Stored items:
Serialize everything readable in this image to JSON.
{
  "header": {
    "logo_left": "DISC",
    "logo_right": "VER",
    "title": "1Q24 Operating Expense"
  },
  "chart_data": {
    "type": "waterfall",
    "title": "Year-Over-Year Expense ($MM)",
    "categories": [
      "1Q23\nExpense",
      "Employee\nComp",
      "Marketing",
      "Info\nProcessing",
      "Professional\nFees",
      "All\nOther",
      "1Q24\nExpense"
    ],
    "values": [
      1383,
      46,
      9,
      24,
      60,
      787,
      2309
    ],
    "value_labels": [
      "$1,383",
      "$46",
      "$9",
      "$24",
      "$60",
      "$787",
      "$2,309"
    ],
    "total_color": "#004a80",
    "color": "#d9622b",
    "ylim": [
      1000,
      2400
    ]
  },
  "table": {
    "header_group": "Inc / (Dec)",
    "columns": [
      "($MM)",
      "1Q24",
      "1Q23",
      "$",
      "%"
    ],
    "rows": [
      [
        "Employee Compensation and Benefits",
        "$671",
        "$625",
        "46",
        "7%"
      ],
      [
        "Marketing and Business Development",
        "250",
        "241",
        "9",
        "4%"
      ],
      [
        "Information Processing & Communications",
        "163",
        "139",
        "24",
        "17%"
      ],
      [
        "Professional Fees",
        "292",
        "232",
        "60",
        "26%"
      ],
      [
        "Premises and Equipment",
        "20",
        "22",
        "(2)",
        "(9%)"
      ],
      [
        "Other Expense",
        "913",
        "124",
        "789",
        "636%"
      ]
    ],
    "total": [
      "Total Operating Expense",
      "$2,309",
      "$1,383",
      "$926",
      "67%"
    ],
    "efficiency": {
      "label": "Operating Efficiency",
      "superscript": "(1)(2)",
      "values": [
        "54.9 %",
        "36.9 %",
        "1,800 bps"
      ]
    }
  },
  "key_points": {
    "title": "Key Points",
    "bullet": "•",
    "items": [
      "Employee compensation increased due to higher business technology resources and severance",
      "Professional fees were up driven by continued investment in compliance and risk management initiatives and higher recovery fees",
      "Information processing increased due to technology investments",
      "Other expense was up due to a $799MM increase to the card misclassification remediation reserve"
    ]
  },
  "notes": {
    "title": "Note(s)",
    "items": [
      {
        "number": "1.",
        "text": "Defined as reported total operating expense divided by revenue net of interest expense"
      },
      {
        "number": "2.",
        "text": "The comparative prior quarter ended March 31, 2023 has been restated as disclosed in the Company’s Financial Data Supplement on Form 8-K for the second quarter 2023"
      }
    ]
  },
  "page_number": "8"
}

▶ [EXERCISE]: Using the records above, copy each line that contains "Professional".

▶ [TASK SOLUTION]:
      "Professional\nFees",
        "Professional Fees",
      "Professional fees were up driven by continued investment in compliance and risk management initiatives and higher recovery fees",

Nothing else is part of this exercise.